→ PROBLEM TO WORK ON: Every line below that holds the string "their" should be copied out.

[Data excerpts]
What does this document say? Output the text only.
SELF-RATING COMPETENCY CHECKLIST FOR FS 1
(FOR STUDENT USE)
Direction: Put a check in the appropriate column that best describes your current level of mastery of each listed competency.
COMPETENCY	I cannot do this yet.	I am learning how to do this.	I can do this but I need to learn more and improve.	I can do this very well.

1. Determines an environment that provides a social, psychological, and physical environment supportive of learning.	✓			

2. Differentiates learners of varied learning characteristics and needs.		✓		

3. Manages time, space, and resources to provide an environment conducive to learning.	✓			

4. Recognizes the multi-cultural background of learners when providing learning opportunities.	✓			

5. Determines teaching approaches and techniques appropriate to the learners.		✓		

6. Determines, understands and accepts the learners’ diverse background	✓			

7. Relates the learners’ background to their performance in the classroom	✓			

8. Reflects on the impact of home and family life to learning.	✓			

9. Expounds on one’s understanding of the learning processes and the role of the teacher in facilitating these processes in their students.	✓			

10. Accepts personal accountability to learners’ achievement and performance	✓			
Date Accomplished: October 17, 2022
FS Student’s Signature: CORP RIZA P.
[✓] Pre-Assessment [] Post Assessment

→ TASK SOLUTION:
7. Relates the learners’ background to their performance in the classroom	✓			
9. Expounds on one’s understanding of the learning processes and the role of the teacher in facilitating these processes in their students.	✓			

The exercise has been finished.